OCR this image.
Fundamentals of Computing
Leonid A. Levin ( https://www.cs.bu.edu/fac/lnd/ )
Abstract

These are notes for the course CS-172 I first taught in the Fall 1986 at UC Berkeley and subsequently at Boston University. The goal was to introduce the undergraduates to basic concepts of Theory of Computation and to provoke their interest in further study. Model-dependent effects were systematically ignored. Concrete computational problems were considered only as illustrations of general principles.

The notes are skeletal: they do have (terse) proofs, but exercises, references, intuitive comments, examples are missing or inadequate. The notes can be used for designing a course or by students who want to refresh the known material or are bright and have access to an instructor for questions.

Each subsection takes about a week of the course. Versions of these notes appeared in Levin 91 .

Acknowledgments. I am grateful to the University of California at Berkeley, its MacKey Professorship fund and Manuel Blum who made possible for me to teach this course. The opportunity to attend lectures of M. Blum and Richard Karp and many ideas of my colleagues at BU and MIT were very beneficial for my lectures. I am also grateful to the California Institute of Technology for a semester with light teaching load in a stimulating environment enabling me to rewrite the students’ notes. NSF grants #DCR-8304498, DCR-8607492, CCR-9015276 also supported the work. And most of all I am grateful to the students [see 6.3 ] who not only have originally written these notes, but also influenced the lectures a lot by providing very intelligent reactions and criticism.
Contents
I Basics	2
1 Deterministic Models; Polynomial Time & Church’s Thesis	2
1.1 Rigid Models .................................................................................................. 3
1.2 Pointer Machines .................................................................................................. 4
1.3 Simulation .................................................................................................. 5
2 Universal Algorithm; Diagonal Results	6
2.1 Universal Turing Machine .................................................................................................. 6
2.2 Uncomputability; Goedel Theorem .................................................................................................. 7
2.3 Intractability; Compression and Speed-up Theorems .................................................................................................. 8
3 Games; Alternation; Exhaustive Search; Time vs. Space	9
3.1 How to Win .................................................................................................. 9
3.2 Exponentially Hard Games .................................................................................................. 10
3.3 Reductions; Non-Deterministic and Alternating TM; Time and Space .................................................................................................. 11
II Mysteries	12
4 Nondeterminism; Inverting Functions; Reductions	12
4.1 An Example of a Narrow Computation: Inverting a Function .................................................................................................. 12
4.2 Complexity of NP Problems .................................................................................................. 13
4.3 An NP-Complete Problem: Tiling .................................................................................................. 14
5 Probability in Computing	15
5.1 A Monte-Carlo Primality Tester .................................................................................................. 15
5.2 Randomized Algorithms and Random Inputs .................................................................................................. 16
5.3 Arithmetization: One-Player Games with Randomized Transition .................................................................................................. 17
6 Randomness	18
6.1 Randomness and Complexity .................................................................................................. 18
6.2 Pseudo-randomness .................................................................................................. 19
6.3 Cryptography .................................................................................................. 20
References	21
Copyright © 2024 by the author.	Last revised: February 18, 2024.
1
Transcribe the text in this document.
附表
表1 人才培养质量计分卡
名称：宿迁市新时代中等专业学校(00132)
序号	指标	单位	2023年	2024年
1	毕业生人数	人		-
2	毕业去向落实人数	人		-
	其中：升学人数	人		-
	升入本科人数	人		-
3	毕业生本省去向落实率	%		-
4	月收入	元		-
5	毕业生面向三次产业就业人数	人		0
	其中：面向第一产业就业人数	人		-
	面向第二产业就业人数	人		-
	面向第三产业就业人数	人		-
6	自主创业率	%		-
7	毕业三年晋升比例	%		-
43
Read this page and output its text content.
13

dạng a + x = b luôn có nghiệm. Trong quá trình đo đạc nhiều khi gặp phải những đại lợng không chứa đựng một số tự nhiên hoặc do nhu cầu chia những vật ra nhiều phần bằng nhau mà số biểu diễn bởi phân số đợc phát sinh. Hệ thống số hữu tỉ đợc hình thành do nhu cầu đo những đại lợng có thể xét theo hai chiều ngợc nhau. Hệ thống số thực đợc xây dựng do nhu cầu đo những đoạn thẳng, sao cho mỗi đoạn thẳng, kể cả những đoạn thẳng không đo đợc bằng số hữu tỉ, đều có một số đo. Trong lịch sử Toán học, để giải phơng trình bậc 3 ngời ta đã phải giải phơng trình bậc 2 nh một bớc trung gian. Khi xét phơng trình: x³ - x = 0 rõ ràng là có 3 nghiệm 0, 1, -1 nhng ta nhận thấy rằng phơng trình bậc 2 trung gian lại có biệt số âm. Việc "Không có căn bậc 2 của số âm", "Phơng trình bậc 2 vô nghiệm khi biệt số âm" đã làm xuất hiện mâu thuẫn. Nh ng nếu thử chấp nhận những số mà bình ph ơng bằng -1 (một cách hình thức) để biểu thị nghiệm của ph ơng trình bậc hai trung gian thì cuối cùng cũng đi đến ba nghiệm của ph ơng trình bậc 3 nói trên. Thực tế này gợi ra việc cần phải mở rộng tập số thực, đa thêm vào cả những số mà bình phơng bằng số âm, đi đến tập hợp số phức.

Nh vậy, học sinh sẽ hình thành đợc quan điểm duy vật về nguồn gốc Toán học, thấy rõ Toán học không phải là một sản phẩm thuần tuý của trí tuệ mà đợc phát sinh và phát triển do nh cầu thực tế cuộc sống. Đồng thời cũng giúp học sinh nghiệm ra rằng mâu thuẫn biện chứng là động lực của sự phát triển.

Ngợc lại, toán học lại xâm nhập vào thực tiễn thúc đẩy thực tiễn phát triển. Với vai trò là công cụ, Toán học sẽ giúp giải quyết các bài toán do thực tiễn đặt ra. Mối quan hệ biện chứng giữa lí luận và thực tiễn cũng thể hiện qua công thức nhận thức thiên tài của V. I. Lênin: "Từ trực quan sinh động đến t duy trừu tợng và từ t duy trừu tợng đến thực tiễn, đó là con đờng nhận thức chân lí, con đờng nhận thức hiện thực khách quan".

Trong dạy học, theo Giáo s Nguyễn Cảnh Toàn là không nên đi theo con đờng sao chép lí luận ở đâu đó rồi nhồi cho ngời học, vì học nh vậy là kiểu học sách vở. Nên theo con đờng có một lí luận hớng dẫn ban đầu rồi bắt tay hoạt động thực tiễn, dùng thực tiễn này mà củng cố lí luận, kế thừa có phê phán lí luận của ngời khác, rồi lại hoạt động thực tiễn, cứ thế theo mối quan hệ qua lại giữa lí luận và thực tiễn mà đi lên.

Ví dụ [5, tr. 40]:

• • • • • • •

DO THIS: Every line of the data above should be copied exactly.

ANSWER FOR THIS EXERCISE:
OCR this image.
Fundamentals of Computing
Leonid A. Levin ( https://www.cs.bu.edu/fac/lnd/ )
Abstract

These are notes for the course CS-172 I first taught in the Fall 1986 at UC Berkeley and subsequently at Boston University. The goal was to introduce the undergraduates to basic concepts of Theory of Computation and to provoke their interest in further study. Model-dependent effects were systematically ignored. Concrete computational problems were considered only as illustrations of general principles.

The notes are skeletal: they do have (terse) proofs, but exercises, references, intuitive comments, examples are missing or inadequate. The notes can be used for designing a course or by students who want to refresh the known material or are bright and have access to an instructor for questions.

Each subsection takes about a week of the course. Versions of these notes appeared in Levin 91 .

Acknowledgments. I am grateful to the University of California at Berkeley, its MacKey Professorship fund and Manuel Blum who made possible for me to teach this course. The opportunity to attend lectures of M. Blum and Richard Karp and many ideas of my colleagues at BU and MIT were very beneficial for my lectures. I am also grateful to the California Institute of Technology for a semester with light teaching load in a stimulating environment enabling me to rewrite the students’ notes. NSF grants #DCR-8304498, DCR-8607492, CCR-9015276 also supported the work. And most of all I am grateful to the students [see 6.3 ] who not only have originally written these notes, but also influenced the lectures a lot by providing very intelligent reactions and criticism.
Contents
I Basics	2
1 Deterministic Models; Polynomial Time & Church’s Thesis	2
1.1 Rigid Models .................................................................................................. 3
1.2 Pointer Machines .................................................................................................. 4
1.3 Simulation .................................................................................................. 5
2 Universal Algorithm; Diagonal Results	6
2.1 Universal Turing Machine .................................................................................................. 6
2.2 Uncomputability; Goedel Theorem .................................................................................................. 7
2.3 Intractability; Compression and Speed-up Theorems .................................................................................................. 8
3 Games; Alternation; Exhaustive Search; Time vs. Space	9
3.1 How to Win .................................................................................................. 9
3.2 Exponentially Hard Games .................................................................................................. 10
3.3 Reductions; Non-Deterministic and Alternating TM; Time and Space .................................................................................................. 11
II Mysteries	12
4 Nondeterminism; Inverting Functions; Reductions	12
4.1 An Example of a Narrow Computation: Inverting a Function .................................................................................................. 12
4.2 Complexity of NP Problems .................................................................................................. 13
4.3 An NP-Complete Problem: Tiling .................................................................................................. 14
5 Probability in Computing	15
5.1 A Monte-Carlo Primality Tester .................................................................................................. 15
5.2 Randomized Algorithms and Random Inputs .................................................................................................. 16
5.3 Arithmetization: One-Player Games with Randomized Transition .................................................................................................. 17
6 Randomness	18
6.1 Randomness and Complexity .................................................................................................. 18
6.2 Pseudo-randomness .................................................................................................. 19
6.3 Cryptography .................................................................................................. 20
References	21
Copyright © 2024 by the author.	Last revised: February 18, 2024.
1
Transcribe the text in this document.
附表
表1 人才培养质量计分卡
名称：宿迁市新时代中等专业学校(00132)
序号	指标	单位	2023年	2024年
1	毕业生人数	人		-
2	毕业去向落实人数	人		-
	其中：升学人数	人		-
	升入本科人数	人		-
3	毕业生本省去向落实率	%		-
4	月收入	元		-
5	毕业生面向三次产业就业人数	人		0
	其中：面向第一产业就业人数	人		-
	面向第二产业就业人数	人		-
	面向第三产业就业人数	人		-
6	自主创业率	%		-
7	毕业三年晋升比例	%		-
43
Read this page and output its text content.
13

dạng a + x = b luôn có nghiệm. Trong quá trình đo đạc nhiều khi gặp phải những đại lợng không chứa đựng một số tự nhiên hoặc do nhu cầu chia những vật ra nhiều phần bằng nhau mà số biểu diễn bởi phân số đợc phát sinh. Hệ thống số hữu tỉ đợc hình thành do nhu cầu đo những đại lợng có thể xét theo hai chiều ngợc nhau. Hệ thống số thực đợc xây dựng do nhu cầu đo những đoạn thẳng, sao cho mỗi đoạn thẳng, kể cả những đoạn thẳng không đo đợc bằng số hữu tỉ, đều có một số đo. Trong lịch sử Toán học, để giải phơng trình bậc 3 ngời ta đã phải giải phơng trình bậc 2 nh một bớc trung gian. Khi xét phơng trình: x³ - x = 0 rõ ràng là có 3 nghiệm 0, 1, -1 nhng ta nhận thấy rằng phơng trình bậc 2 trung gian lại có biệt số âm. Việc "Không có căn bậc 2 của số âm", "Phơng trình bậc 2 vô nghiệm khi biệt số âm" đã làm xuất hiện mâu thuẫn. Nh ng nếu thử chấp nhận những số mà bình ph ơng bằng -1 (một cách hình thức) để biểu thị nghiệm của ph ơng trình bậc hai trung gian thì cuối cùng cũng đi đến ba nghiệm của ph ơng trình bậc 3 nói trên. Thực tế này gợi ra việc cần phải mở rộng tập số thực, đa thêm vào cả những số mà bình phơng bằng số âm, đi đến tập hợp số phức.

Nh vậy, học sinh sẽ hình thành đợc quan điểm duy vật về nguồn gốc Toán học, thấy rõ Toán học không phải là một sản phẩm thuần tuý của trí tuệ mà đợc phát sinh và phát triển do nh cầu thực tế cuộc sống. Đồng thời cũng giúp học sinh nghiệm ra rằng mâu thuẫn biện chứng là động lực của sự phát triển.

Ngợc lại, toán học lại xâm nhập vào thực tiễn thúc đẩy thực tiễn phát triển. Với vai trò là công cụ, Toán học sẽ giúp giải quyết các bài toán do thực tiễn đặt ra. Mối quan hệ biện chứng giữa lí luận và thực tiễn cũng thể hiện qua công thức nhận thức thiên tài của V. I. Lênin: "Từ trực quan sinh động đến t duy trừu tợng và từ t duy trừu tợng đến thực tiễn, đó là con đờng nhận thức chân lí, con đờng nhận thức hiện thực khách quan".

Trong dạy học, theo Giáo s Nguyễn Cảnh Toàn là không nên đi theo con đờng sao chép lí luận ở đâu đó rồi nhồi cho ngời học, vì học nh vậy là kiểu học sách vở. Nên theo con đờng có một lí luận hớng dẫn ban đầu rồi bắt tay hoạt động thực tiễn, dùng thực tiễn này mà củng cố lí luận, kế thừa có phê phán lí luận của ngời khác, rồi lại hoạt động thực tiễn, cứ thế theo mối quan hệ qua lại giữa lí luận và thực tiễn mà đi lên.

Ví dụ [5, tr. 40]:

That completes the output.